Stored data >>
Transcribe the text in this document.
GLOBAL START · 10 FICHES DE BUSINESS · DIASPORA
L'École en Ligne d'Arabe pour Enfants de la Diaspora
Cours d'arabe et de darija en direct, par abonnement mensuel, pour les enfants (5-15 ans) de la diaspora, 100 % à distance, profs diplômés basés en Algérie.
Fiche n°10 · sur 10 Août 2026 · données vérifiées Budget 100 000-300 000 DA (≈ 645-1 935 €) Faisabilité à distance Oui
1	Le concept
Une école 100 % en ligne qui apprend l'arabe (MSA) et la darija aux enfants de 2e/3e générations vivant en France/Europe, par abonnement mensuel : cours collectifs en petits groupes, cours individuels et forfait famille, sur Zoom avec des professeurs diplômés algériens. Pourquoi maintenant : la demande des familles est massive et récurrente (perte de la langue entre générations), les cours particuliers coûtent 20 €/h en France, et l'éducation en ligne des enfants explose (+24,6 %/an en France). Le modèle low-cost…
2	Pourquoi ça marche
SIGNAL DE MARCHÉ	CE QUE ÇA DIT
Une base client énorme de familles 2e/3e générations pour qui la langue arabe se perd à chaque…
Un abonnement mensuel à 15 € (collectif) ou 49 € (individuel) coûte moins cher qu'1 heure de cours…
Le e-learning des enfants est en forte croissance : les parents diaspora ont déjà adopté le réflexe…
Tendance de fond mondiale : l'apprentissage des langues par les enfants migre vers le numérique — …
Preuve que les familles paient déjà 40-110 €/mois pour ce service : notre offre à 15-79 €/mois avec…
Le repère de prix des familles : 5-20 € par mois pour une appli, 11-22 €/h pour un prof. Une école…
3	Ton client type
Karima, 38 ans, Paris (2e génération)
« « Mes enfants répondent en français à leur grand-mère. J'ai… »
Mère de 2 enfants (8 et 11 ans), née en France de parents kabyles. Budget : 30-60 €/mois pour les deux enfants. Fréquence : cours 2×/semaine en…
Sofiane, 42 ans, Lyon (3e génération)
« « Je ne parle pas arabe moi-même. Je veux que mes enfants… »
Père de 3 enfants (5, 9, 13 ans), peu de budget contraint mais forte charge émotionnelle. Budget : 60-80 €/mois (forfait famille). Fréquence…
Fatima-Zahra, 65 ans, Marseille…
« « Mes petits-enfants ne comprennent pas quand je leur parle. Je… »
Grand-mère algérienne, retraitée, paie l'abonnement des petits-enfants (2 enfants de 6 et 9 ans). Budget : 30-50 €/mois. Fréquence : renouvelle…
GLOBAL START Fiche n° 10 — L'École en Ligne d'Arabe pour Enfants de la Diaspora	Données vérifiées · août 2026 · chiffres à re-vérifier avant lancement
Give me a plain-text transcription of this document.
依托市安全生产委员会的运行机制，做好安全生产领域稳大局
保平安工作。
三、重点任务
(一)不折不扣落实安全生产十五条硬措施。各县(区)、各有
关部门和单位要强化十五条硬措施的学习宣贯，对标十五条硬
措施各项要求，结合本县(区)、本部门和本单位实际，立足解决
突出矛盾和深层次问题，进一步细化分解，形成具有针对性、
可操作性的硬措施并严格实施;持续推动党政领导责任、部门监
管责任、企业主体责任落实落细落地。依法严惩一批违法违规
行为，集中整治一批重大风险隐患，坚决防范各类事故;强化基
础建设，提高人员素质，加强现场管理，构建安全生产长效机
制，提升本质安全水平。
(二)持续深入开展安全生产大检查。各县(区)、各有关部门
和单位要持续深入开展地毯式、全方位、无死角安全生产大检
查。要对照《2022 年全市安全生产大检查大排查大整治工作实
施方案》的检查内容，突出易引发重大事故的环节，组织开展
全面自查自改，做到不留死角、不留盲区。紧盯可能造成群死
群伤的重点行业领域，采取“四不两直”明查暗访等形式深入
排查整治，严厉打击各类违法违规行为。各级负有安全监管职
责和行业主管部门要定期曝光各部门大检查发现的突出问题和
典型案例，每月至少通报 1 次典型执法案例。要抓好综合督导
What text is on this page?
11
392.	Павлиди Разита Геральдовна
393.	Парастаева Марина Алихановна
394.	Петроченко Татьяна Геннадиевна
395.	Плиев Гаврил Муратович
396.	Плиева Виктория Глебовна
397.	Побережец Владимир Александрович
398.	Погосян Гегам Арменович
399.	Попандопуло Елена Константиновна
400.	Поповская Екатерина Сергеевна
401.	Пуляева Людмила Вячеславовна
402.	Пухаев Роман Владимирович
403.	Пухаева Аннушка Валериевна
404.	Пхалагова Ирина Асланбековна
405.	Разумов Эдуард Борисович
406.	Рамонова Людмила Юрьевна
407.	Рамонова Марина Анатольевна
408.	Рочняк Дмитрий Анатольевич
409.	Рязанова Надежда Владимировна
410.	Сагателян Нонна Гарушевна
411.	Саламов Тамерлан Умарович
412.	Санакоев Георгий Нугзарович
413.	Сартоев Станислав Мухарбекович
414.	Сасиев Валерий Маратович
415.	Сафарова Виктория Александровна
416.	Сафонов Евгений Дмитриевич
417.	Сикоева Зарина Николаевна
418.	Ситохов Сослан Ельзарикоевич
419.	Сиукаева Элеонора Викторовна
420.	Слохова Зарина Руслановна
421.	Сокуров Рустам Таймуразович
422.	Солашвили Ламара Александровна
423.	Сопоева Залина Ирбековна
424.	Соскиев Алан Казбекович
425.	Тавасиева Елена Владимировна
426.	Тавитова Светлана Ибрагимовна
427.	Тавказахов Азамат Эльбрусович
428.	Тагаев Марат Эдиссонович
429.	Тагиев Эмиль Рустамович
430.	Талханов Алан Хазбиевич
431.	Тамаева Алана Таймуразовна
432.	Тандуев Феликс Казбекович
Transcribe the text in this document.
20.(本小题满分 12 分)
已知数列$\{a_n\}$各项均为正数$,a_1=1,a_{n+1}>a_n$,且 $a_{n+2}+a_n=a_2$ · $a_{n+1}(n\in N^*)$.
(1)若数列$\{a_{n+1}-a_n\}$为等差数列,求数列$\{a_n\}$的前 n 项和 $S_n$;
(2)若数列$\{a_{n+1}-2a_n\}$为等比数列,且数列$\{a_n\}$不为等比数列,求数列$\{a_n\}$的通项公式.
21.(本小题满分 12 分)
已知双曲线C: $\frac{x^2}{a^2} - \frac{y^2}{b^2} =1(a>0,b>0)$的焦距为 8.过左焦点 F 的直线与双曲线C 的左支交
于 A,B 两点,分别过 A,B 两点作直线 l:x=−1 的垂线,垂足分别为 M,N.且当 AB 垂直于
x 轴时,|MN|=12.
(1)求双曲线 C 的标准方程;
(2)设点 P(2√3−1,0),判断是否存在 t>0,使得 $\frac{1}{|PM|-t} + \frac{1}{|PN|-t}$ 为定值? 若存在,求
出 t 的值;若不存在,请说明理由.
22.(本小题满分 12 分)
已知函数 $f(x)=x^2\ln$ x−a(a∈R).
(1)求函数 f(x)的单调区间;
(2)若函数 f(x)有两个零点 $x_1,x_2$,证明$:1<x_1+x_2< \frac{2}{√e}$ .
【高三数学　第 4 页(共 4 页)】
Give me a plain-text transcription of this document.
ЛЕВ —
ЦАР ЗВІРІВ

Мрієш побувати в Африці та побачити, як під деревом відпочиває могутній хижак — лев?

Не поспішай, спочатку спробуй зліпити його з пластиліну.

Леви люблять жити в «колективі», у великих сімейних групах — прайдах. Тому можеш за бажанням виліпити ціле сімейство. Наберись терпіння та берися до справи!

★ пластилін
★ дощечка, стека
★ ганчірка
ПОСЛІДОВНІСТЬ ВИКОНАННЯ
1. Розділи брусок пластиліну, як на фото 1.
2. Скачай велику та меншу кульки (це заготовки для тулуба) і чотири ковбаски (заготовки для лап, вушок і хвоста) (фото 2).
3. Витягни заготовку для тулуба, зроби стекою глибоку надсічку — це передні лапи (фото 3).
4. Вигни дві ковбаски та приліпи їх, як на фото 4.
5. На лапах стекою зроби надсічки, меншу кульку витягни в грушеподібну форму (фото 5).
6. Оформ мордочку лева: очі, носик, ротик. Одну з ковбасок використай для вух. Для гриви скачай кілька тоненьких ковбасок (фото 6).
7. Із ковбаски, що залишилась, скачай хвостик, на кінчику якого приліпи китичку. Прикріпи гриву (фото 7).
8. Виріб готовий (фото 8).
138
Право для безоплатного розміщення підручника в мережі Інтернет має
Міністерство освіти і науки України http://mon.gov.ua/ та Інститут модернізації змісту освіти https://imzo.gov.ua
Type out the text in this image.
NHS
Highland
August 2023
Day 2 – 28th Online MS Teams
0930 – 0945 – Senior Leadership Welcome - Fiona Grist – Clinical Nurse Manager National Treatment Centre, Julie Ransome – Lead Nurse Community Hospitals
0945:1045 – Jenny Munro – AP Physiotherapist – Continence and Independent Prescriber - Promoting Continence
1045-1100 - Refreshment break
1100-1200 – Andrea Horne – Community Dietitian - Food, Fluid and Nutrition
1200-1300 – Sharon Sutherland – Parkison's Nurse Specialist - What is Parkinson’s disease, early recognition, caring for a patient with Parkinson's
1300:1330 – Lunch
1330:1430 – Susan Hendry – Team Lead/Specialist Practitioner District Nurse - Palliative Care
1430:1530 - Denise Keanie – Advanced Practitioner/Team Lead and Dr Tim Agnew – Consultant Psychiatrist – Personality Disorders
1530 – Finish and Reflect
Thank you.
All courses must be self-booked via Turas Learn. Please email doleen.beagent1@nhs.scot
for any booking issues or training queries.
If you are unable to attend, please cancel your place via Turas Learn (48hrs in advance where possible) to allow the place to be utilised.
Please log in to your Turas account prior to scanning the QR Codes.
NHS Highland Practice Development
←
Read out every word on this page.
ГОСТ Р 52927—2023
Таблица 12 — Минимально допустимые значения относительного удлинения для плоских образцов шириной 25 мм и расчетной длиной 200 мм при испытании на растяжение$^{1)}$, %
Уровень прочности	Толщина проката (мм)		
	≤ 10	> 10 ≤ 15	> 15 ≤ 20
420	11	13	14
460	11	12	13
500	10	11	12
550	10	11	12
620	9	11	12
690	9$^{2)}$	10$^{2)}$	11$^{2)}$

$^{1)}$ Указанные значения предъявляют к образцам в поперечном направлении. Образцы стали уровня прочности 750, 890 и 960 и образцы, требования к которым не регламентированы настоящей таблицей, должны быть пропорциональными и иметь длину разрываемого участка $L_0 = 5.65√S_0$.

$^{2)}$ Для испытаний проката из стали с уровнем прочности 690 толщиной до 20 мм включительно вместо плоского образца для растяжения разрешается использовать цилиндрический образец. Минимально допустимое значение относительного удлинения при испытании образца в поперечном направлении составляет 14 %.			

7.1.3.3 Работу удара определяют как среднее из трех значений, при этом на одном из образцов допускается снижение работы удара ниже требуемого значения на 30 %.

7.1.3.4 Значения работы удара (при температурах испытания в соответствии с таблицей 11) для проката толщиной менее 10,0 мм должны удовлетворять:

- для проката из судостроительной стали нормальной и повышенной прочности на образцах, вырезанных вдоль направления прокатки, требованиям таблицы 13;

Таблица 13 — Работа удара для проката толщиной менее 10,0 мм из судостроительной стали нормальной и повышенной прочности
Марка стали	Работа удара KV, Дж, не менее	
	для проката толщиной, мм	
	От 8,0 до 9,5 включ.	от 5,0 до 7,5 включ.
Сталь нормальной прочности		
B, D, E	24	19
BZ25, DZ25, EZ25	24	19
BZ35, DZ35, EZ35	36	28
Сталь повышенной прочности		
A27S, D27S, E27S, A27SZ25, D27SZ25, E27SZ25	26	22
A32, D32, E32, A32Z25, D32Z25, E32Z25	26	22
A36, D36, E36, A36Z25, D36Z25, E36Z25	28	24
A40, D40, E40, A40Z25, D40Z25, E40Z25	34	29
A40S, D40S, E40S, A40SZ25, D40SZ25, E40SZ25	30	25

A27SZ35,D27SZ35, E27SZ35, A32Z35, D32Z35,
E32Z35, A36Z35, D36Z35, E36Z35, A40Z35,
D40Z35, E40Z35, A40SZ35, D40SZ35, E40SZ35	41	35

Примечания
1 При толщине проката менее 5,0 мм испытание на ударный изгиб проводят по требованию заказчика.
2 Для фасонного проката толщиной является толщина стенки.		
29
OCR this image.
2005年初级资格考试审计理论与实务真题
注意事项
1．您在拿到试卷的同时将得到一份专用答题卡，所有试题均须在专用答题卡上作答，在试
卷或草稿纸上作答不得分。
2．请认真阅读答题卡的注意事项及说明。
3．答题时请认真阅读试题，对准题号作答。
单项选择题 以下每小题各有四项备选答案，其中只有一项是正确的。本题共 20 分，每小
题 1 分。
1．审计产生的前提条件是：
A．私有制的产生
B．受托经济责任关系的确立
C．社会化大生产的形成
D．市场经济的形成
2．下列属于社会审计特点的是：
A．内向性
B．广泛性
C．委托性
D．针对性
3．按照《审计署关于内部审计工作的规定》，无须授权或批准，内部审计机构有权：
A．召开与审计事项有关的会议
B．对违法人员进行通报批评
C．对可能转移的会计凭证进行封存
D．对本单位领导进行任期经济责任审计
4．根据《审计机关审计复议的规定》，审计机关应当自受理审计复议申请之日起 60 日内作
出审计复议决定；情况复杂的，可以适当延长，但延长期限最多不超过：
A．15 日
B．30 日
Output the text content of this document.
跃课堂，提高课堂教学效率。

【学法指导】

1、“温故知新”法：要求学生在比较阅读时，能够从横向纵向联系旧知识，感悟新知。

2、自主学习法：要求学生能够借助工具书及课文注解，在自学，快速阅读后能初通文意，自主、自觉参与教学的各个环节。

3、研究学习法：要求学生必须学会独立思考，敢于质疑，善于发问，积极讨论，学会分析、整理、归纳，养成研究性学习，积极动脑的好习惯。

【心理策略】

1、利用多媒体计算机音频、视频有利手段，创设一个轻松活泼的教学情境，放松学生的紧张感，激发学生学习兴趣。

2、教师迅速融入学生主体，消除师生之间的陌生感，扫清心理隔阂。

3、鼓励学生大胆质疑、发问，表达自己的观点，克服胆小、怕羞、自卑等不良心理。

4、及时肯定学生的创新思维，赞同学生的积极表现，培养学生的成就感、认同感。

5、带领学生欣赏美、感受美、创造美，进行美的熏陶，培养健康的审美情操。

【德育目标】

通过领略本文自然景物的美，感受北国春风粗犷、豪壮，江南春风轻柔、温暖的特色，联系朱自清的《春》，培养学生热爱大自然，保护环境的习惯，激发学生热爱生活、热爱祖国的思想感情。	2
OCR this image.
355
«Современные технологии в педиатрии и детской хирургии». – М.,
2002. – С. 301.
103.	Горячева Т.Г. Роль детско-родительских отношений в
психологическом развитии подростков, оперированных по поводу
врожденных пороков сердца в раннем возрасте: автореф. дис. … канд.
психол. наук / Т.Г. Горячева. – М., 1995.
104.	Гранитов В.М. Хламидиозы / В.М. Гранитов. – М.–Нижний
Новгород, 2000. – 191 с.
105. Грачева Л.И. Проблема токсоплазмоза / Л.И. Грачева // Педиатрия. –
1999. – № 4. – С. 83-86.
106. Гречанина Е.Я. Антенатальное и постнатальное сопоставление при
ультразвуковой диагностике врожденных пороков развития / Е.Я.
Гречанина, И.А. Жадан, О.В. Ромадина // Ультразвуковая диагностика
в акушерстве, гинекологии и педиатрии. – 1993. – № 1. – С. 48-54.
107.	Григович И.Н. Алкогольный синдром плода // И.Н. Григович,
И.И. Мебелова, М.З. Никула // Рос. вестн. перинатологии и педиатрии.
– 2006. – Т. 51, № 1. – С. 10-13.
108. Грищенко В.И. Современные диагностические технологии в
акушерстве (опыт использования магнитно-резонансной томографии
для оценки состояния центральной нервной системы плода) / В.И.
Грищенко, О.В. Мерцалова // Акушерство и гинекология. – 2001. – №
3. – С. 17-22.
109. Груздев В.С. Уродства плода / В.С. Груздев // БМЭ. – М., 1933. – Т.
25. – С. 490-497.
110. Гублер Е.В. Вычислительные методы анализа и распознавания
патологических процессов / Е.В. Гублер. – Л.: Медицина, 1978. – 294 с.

Stated problem >> Search the entries for "Виктория" and copy out each line that has it.

Completed exercise >>
396.	Плиева Виктория Глебовна
415.	Сафарова Виктория Александровна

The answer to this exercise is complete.